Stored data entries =
■ ■ ■ ■ ■ ■ ■
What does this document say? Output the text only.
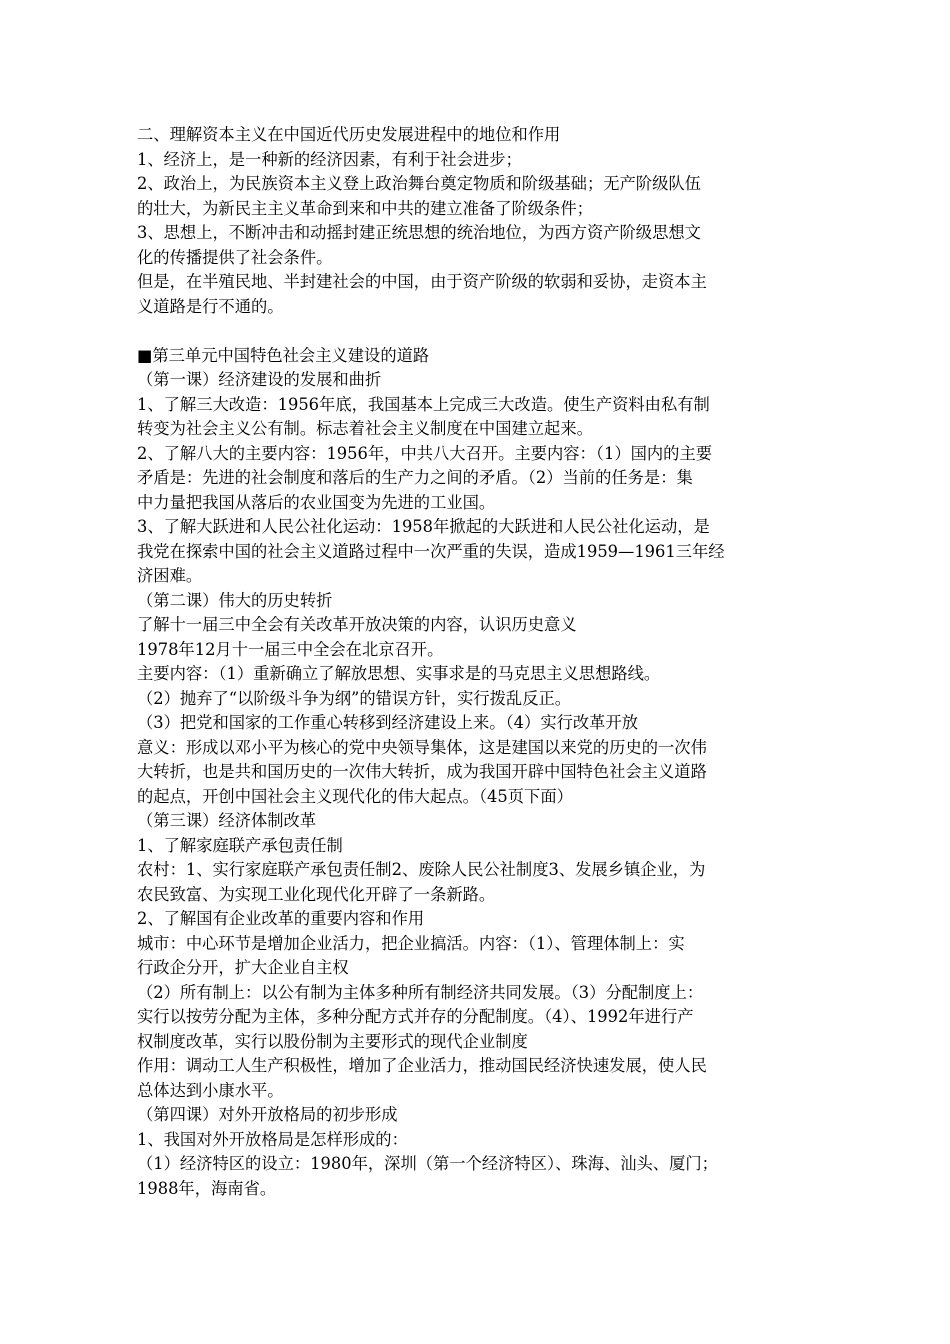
二、理解资本主义在中国近代历史发展进程中的地位和作用
1、经济上，是一种新的经济因素，有利于社会进步；
2、政治上，为民族资本主义登上政治舞台奠定物质和阶级基础；无产阶级队伍
的壮大，为新民主主义革命到来和中共的建立准备了阶级条件；
3、思想上，不断冲击和动摇封建正统思想的统治地位，为西方资产阶级思想文
化的传播提供了社会条件。
但是，在半殖民地、半封建社会的中国，由于资产阶级的软弱和妥协，走资本主
义道路是行不通的。
■第三单元中国特色社会主义建设的道路
（第一课）经济建设的发展和曲折
1、了解三大改造：1956年底，我国基本上完成三大改造。使生产资料由私有制
转变为社会主义公有制。标志着社会主义制度在中国建立起来。
2、了解八大的主要内容：1956年，中共八大召开。主要内容：（1）国内的主要
矛盾是：先进的社会制度和落后的生产力之间的矛盾。（2）当前的任务是：集
中力量把我国从落后的农业国变为先进的工业国。
3、了解大跃进和人民公社化运动：1958年掀起的大跃进和人民公社化运动，是
我党在探索中国的社会主义道路过程中一次严重的失误，造成1959—1961三年经
济困难。
（第二课）伟大的历史转折
了解十一届三中全会有关改革开放决策的内容，认识历史意义
1978年12月十一届三中全会在北京召开。
主要内容：（1）重新确立了解放思想、实事求是的马克思主义思想路线。
（2）抛弃了“以阶级斗争为纲”的错误方针，实行拨乱反正。
（3）把党和国家的工作重心转移到经济建设上来。（4）实行改革开放
意义：形成以邓小平为核心的党中央领导集体，这是建国以来党的历史的一次伟
大转折，也是共和国历史的一次伟大转折，成为我国开辟中国特色社会主义道路
的起点，开创中国社会主义现代化的伟大起点。（45页下面）
（第三课）经济体制改革
1、了解家庭联产承包责任制
农村：1、实行家庭联产承包责任制2、废除人民公社制度3、发展乡镇企业，为
农民致富、为实现工业化现代化开辟了一条新路。
2、了解国有企业改革的重要内容和作用
城市：中心环节是增加企业活力，把企业搞活。内容：（1）、管理体制上：实
行政企分开，扩大企业自主权
（2）所有制上：以公有制为主体多种所有制经济共同发展。（3）分配制度上：
实行以按劳分配为主体，多种分配方式并存的分配制度。（4）、1992年进行产
权制度改革，实行以股份制为主要形式的现代企业制度
作用：调动工人生产积极性，增加了企业活力，推动国民经济快速发展，使人民
总体达到小康水平。
（第四课）对外开放格局的初步形成
1、我国对外开放格局是怎样形成的：
（1）经济特区的设立：1980年，深圳（第一个经济特区）、珠海、汕头、厦门；
1988年，海南省。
■ ■ ■ ■ ■ ■ ■
Exercise directions = Repeat each record exactly, with the pictures left out.

Full response =
What does this document say? Output the text only.
二、理解资本主义在中国近代历史发展进程中的地位和作用
1、经济上，是一种新的经济因素，有利于社会进步；
2、政治上，为民族资本主义登上政治舞台奠定物质和阶级基础；无产阶级队伍
的壮大，为新民主主义革命到来和中共的建立准备了阶级条件；
3、思想上，不断冲击和动摇封建正统思想的统治地位，为西方资产阶级思想文
化的传播提供了社会条件。
但是，在半殖民地、半封建社会的中国，由于资产阶级的软弱和妥协，走资本主
义道路是行不通的。
■第三单元中国特色社会主义建设的道路
（第一课）经济建设的发展和曲折
1、了解三大改造：1956年底，我国基本上完成三大改造。使生产资料由私有制
转变为社会主义公有制。标志着社会主义制度在中国建立起来。
2、了解八大的主要内容：1956年，中共八大召开。主要内容：（1）国内的主要
矛盾是：先进的社会制度和落后的生产力之间的矛盾。（2）当前的任务是：集
中力量把我国从落后的农业国变为先进的工业国。
3、了解大跃进和人民公社化运动：1958年掀起的大跃进和人民公社化运动，是
我党在探索中国的社会主义道路过程中一次严重的失误，造成1959—1961三年经
济困难。
（第二课）伟大的历史转折
了解十一届三中全会有关改革开放决策的内容，认识历史意义
1978年12月十一届三中全会在北京召开。
主要内容：（1）重新确立了解放思想、实事求是的马克思主义思想路线。
（2）抛弃了“以阶级斗争为纲”的错误方针，实行拨乱反正。
（3）把党和国家的工作重心转移到经济建设上来。（4）实行改革开放
意义：形成以邓小平为核心的党中央领导集体，这是建国以来党的历史的一次伟
大转折，也是共和国历史的一次伟大转折，成为我国开辟中国特色社会主义道路
的起点，开创中国社会主义现代化的伟大起点。（45页下面）
（第三课）经济体制改革
1、了解家庭联产承包责任制
农村：1、实行家庭联产承包责任制2、废除人民公社制度3、发展乡镇企业，为
农民致富、为实现工业化现代化开辟了一条新路。
2、了解国有企业改革的重要内容和作用
城市：中心环节是增加企业活力，把企业搞活。内容：（1）、管理体制上：实
行政企分开，扩大企业自主权
（2）所有制上：以公有制为主体多种所有制经济共同发展。（3）分配制度上：
实行以按劳分配为主体，多种分配方式并存的分配制度。（4）、1992年进行产
权制度改革，实行以股份制为主要形式的现代企业制度
作用：调动工人生产积极性，增加了企业活力，推动国民经济快速发展，使人民
总体达到小康水平。
（第四课）对外开放格局的初步形成
1、我国对外开放格局是怎样形成的：
（1）经济特区的设立：1980年，深圳（第一个经济特区）、珠海、汕头、厦门；
1988年，海南省。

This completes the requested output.